— START OF EXTRACTED MATERIAL —

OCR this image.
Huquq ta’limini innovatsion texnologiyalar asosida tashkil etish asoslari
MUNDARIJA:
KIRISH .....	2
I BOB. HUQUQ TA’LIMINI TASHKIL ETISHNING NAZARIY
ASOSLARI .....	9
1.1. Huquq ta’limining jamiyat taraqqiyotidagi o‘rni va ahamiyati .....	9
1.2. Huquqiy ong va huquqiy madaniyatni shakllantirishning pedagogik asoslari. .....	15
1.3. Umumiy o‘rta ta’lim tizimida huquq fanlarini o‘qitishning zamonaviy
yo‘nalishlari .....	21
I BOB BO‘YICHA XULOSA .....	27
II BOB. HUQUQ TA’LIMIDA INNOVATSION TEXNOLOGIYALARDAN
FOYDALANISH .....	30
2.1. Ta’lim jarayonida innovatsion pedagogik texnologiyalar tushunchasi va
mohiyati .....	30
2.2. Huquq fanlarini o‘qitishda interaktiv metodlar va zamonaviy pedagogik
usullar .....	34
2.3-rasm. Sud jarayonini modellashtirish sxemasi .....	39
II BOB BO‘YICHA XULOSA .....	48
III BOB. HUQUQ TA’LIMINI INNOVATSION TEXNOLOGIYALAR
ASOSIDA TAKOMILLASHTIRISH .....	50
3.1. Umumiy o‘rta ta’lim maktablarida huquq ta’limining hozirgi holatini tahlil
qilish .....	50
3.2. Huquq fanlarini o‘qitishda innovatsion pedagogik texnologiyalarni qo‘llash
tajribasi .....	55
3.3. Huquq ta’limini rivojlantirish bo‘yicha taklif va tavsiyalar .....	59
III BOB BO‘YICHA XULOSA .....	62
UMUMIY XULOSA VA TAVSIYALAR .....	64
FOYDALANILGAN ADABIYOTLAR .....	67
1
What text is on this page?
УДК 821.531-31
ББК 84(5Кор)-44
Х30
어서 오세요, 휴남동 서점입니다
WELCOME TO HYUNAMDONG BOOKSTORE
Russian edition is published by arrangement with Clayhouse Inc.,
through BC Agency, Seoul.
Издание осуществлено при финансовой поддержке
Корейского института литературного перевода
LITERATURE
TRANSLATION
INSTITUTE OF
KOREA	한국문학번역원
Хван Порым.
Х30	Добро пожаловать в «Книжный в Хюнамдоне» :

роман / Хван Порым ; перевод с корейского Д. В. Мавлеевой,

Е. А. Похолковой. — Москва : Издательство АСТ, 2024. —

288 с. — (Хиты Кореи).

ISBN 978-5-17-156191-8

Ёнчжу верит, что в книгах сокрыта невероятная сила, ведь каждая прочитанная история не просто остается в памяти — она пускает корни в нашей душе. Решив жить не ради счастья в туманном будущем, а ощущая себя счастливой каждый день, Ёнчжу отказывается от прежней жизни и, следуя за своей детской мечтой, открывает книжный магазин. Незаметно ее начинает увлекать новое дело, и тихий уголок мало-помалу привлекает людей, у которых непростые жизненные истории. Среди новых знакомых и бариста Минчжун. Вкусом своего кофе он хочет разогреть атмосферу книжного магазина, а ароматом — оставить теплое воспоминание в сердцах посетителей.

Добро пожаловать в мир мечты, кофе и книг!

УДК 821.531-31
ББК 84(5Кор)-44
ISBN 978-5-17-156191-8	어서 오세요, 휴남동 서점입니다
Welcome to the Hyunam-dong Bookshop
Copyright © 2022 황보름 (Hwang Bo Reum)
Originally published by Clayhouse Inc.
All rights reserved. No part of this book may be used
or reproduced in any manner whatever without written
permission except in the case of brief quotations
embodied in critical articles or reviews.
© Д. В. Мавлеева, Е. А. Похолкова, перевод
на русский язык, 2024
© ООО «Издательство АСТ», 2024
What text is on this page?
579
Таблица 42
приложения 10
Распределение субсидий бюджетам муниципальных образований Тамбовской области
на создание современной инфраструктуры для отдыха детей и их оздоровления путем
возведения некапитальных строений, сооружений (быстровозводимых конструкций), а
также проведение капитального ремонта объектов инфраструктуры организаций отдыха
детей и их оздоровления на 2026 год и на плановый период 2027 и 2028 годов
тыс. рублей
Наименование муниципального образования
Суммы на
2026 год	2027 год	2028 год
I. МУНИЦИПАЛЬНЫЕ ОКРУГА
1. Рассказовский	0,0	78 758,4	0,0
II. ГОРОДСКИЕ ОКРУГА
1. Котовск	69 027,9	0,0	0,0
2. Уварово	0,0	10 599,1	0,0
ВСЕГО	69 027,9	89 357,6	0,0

— END OF EXTRACTED MATERIAL —

> **YOUR INSTRUCTIONS**
Copy each line of the entries that includes the word "XULOSA".

> **EXERCISE RESULT**
I BOB BO‘YICHA XULOSA .....	27
II BOB BO‘YICHA XULOSA .....	48
III BOB BO‘YICHA XULOSA .....	62
UMUMIY XULOSA VA TAVSIYALAR .....	64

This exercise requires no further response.